• **Short exercise**
Determine which lines contain the word "JSON", then copy those lines.
• • • • •
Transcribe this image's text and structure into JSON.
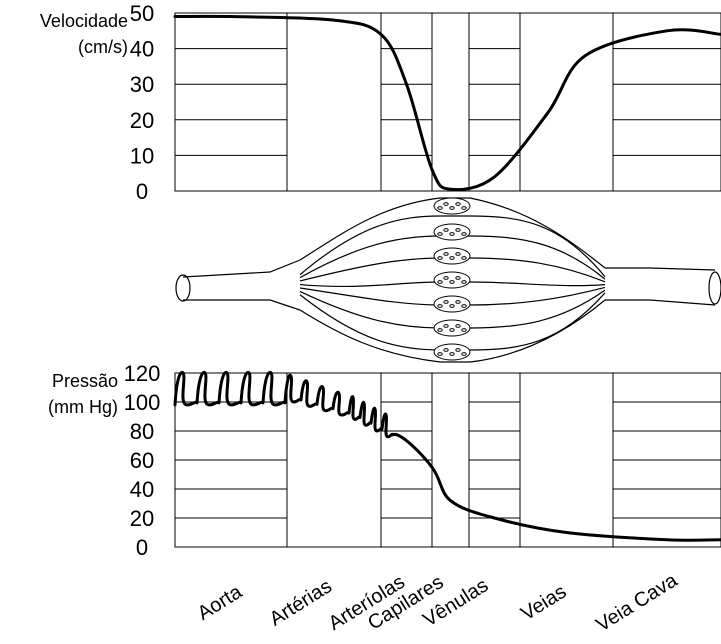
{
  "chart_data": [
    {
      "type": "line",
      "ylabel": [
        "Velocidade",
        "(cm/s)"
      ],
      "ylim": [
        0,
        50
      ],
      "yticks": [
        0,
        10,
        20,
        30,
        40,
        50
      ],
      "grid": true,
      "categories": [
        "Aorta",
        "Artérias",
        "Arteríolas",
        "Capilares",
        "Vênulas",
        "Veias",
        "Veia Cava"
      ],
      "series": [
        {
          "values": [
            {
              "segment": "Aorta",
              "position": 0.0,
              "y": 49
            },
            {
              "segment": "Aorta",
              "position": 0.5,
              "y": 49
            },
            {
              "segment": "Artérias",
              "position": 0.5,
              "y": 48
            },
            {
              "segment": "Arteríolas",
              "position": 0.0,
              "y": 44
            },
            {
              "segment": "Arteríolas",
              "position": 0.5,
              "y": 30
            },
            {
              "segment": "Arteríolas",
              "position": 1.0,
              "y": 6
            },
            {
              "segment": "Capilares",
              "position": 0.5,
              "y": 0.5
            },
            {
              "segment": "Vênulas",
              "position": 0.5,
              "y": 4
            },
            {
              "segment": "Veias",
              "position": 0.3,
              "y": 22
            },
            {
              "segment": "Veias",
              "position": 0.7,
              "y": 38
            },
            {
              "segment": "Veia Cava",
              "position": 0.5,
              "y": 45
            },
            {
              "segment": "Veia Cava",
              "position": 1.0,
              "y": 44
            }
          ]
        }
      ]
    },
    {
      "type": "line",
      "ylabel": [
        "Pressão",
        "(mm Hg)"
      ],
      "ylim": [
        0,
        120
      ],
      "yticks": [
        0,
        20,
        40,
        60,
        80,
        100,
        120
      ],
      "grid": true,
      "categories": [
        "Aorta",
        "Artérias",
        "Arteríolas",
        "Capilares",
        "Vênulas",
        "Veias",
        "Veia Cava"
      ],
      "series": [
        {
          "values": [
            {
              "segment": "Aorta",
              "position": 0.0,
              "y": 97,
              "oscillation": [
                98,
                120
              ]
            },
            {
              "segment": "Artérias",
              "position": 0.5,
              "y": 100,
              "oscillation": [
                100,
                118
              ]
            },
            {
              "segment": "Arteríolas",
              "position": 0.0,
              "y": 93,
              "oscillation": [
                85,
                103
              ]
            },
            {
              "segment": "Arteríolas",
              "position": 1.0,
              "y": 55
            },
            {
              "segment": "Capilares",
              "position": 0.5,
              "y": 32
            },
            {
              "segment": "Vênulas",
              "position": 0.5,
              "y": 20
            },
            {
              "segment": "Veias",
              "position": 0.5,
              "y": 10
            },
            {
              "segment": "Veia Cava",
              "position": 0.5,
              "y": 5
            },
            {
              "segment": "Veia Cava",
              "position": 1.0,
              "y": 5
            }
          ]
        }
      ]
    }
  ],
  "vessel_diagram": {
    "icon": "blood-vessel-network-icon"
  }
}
• • • • •
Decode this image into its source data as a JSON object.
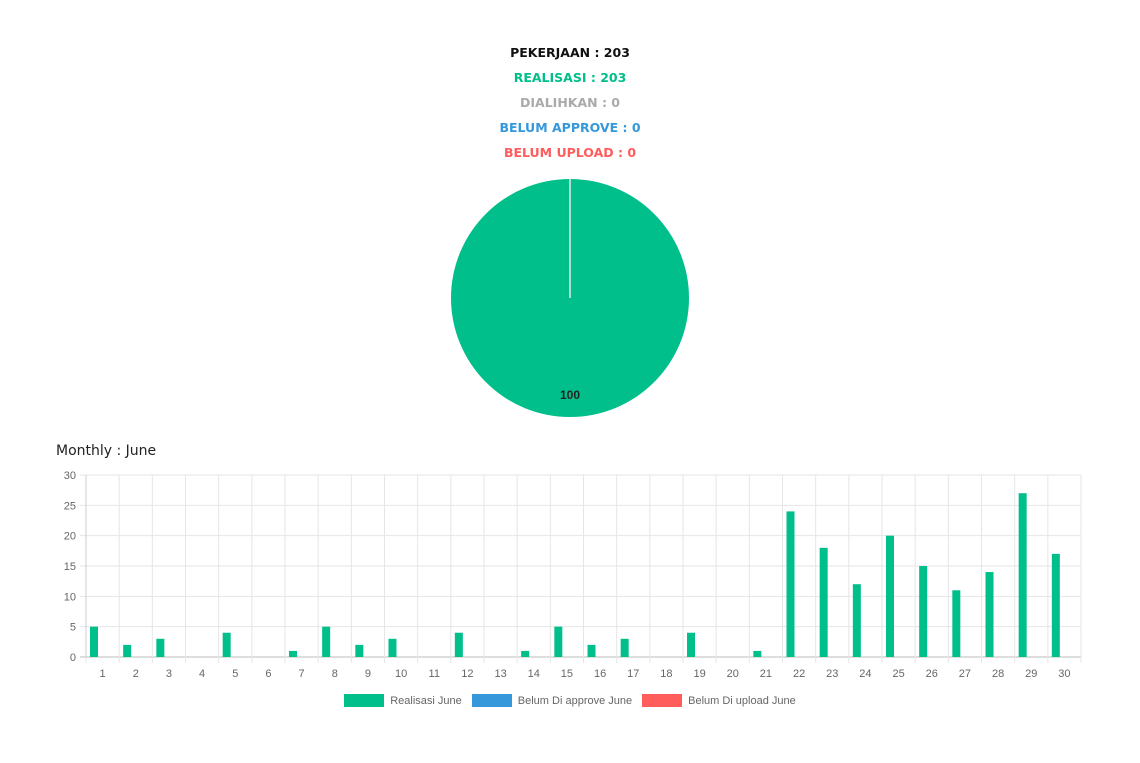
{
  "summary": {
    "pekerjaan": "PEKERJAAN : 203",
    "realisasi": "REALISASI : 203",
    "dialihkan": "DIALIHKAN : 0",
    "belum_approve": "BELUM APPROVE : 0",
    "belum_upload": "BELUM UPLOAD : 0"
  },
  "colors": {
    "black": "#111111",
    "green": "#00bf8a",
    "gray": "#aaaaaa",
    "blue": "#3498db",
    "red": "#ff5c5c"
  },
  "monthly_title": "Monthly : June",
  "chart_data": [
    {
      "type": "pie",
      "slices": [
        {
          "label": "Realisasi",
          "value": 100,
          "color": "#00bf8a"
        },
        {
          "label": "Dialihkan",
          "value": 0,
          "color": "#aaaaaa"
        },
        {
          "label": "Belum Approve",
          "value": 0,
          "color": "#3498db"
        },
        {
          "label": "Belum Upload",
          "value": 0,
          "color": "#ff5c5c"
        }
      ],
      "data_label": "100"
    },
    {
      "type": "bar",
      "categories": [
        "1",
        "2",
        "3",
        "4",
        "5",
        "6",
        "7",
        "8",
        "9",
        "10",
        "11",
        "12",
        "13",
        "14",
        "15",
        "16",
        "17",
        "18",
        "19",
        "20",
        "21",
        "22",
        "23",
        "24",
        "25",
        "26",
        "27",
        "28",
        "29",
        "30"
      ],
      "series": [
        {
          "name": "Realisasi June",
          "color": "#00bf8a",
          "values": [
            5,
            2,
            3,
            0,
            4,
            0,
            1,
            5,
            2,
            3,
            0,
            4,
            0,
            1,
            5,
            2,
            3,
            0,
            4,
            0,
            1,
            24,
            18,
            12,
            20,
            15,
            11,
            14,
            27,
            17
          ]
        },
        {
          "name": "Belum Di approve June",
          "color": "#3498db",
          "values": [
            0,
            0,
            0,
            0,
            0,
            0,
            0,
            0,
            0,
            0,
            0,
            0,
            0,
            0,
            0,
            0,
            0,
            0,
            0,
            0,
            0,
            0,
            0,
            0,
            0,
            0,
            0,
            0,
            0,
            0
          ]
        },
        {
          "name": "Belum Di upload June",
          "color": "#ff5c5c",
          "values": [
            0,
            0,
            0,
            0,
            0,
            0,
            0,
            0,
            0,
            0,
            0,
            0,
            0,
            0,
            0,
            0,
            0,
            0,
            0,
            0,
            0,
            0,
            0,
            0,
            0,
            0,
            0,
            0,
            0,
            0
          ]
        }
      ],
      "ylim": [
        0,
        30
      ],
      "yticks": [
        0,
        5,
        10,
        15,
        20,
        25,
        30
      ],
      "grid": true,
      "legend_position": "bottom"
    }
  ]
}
• • • • •
• **Answer for this exercise**
Transcribe this image's text and structure into JSON.
Decode this image into its source data as a JSON object.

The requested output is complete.